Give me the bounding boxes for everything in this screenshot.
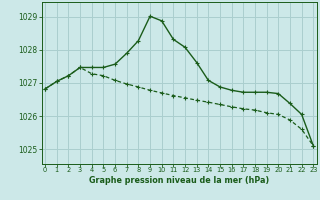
X-axis label: Graphe pression niveau de la mer (hPa): Graphe pression niveau de la mer (hPa) xyxy=(89,176,269,185)
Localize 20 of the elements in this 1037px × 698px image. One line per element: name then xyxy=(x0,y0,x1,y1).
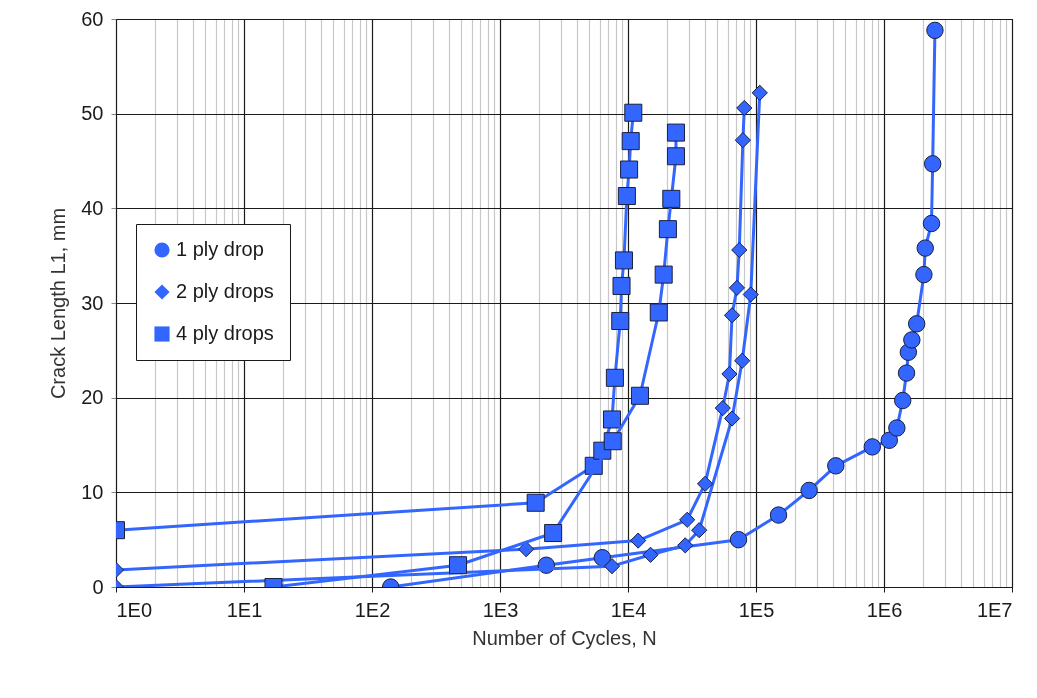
x-tick-label: 1E0 xyxy=(116,598,153,621)
x-tick-label: 1E1 xyxy=(226,598,263,621)
legend-label: 1 ply drop xyxy=(176,238,264,260)
legend-label: 4 ply drops xyxy=(176,322,274,344)
y-tick-label: 10 xyxy=(81,480,104,503)
x-axis-title: Number of Cycles, N xyxy=(472,626,657,649)
x-tick-label: 1E7 xyxy=(976,598,1013,621)
x-tick-label: 1E4 xyxy=(610,598,647,621)
y-axis-title: Crack Length L1, mm xyxy=(47,207,70,400)
x-tick-label: 1E5 xyxy=(738,598,775,621)
y-tick-label: 20 xyxy=(81,386,104,409)
y-tick-label: 60 xyxy=(81,7,104,30)
x-tick-label: 1E2 xyxy=(354,598,391,621)
legend-label: 2 ply drops xyxy=(176,280,274,302)
y-tick-label: 50 xyxy=(81,102,104,125)
x-tick-label: 1E3 xyxy=(482,598,519,621)
y-tick-label: 40 xyxy=(81,196,104,219)
y-tick-label: 30 xyxy=(81,291,104,314)
y-tick-label: 0 xyxy=(92,575,104,598)
x-tick-label: 1E6 xyxy=(866,598,903,621)
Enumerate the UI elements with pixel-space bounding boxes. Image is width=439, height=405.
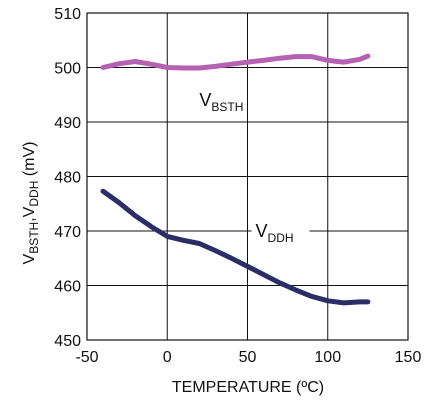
y-axis-title-sep: ,V <box>21 206 38 221</box>
y-tick-label: 480 <box>54 170 81 187</box>
y-axis-title: VBSTH,VDDH (mV) <box>21 142 41 265</box>
grid <box>86 12 409 341</box>
x-tick-label: 100 <box>314 349 341 366</box>
x-axis-title: TEMPERATURE (ºC) <box>172 379 324 396</box>
series-label-main: V <box>199 90 211 110</box>
x-tick-label: 50 <box>239 349 257 366</box>
y-tick-label: 490 <box>54 115 81 132</box>
y-axis-title-sub2: DDH <box>27 181 41 207</box>
x-tick-label: -50 <box>75 349 98 366</box>
label-backdrop <box>251 219 310 246</box>
y-tick-label: 510 <box>54 6 81 23</box>
series-line-vddh <box>100 188 371 306</box>
series-label-sub: DDH <box>268 231 294 245</box>
tick-labels: -50 0 50 100 150 450 460 470 480 490 500 510 <box>54 6 421 366</box>
y-axis-title-sub1: BSTH <box>27 222 41 254</box>
x-tick-label: 0 <box>163 349 172 366</box>
series-label-vddh: VDDH <box>256 221 294 245</box>
y-axis-title-v1: V <box>21 253 38 264</box>
plot-frame <box>86 12 409 341</box>
series-label-vbsth: VBSTH <box>199 90 243 114</box>
y-tick-label: 470 <box>54 224 81 241</box>
series-line-vbsth <box>100 53 371 71</box>
series-label-sub: BSTH <box>211 100 243 114</box>
y-tick-label: 450 <box>54 333 81 350</box>
y-axis-title-tail: (mV) <box>21 142 38 181</box>
series-label-main: V <box>256 221 268 241</box>
y-tick-label: 500 <box>54 61 81 78</box>
series-lines <box>100 53 371 306</box>
x-tick-label: 150 <box>395 349 422 366</box>
y-tick-label: 460 <box>54 279 81 296</box>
========================================
_Given problem_: Return every one of the records above in full, with each line copied unchanged and the picture placeholders left out.

_Written solution_:
Give me the bounding boxes for everything in this screenshot.
X-axis label: Graphe pression niveau de la mer (hPa): Graphe pression niveau de la mer (hPa) xyxy=(89,176,269,185)
Localize 20 of the elements in this 1037px × 698px image. One line per element: name then xyxy=(x0,y0,x1,y1).
x-tick-label: 1E0 xyxy=(116,598,153,621)
x-tick-label: 1E1 xyxy=(226,598,263,621)
legend-label: 1 ply drop xyxy=(176,238,264,260)
legend-label: 4 ply drops xyxy=(176,322,274,344)
y-tick-label: 10 xyxy=(81,480,104,503)
x-axis-title: Number of Cycles, N xyxy=(472,626,657,649)
x-tick-label: 1E7 xyxy=(976,598,1013,621)
x-tick-label: 1E4 xyxy=(610,598,647,621)
y-axis-title: Crack Length L1, mm xyxy=(47,207,70,400)
x-tick-label: 1E5 xyxy=(738,598,775,621)
y-tick-label: 20 xyxy=(81,386,104,409)
y-tick-label: 60 xyxy=(81,7,104,30)
x-tick-label: 1E2 xyxy=(354,598,391,621)
legend-label: 2 ply drops xyxy=(176,280,274,302)
y-tick-label: 50 xyxy=(81,102,104,125)
x-tick-label: 1E3 xyxy=(482,598,519,621)
y-tick-label: 40 xyxy=(81,196,104,219)
y-tick-label: 30 xyxy=(81,291,104,314)
y-tick-label: 0 xyxy=(92,575,104,598)
x-tick-label: 1E6 xyxy=(866,598,903,621)
Enumerate the UI elements with pixel-space bounding boxes. Image is width=439, height=405.
y-axis-title-sep: ,V <box>21 206 38 221</box>
y-tick-label: 480 <box>54 170 81 187</box>
y-axis-title: VBSTH,VDDH (mV) <box>21 142 41 265</box>
grid <box>86 12 409 341</box>
x-tick-label: 100 <box>314 349 341 366</box>
x-axis-title: TEMPERATURE (ºC) <box>172 379 324 396</box>
series-label-main: V <box>199 90 211 110</box>
x-tick-label: 50 <box>239 349 257 366</box>
y-tick-label: 490 <box>54 115 81 132</box>
y-axis-title-sub2: DDH <box>27 181 41 207</box>
x-tick-label: -50 <box>75 349 98 366</box>
label-backdrop <box>251 219 310 246</box>
y-tick-label: 510 <box>54 6 81 23</box>
series-line-vddh <box>100 188 371 306</box>
series-label-sub: DDH <box>268 231 294 245</box>
tick-labels: -50 0 50 100 150 450 460 470 480 490 500 510 <box>54 6 421 366</box>
y-axis-title-sub1: BSTH <box>27 222 41 254</box>
x-tick-label: 0 <box>163 349 172 366</box>
series-label-vddh: VDDH <box>256 221 294 245</box>
y-axis-title-v1: V <box>21 253 38 264</box>
plot-frame <box>86 12 409 341</box>
series-label-vbsth: VBSTH <box>199 90 243 114</box>
y-tick-label: 470 <box>54 224 81 241</box>
series-line-vbsth <box>100 53 371 71</box>
series-label-sub: BSTH <box>211 100 243 114</box>
y-tick-label: 450 <box>54 333 81 350</box>
y-axis-title-tail: (mV) <box>21 142 38 181</box>
series-label-main: V <box>256 221 268 241</box>
y-tick-label: 500 <box>54 61 81 78</box>
series-lines <box>100 53 371 306</box>
x-tick-label: 150 <box>395 349 422 366</box>
y-tick-label: 460 <box>54 279 81 296</box>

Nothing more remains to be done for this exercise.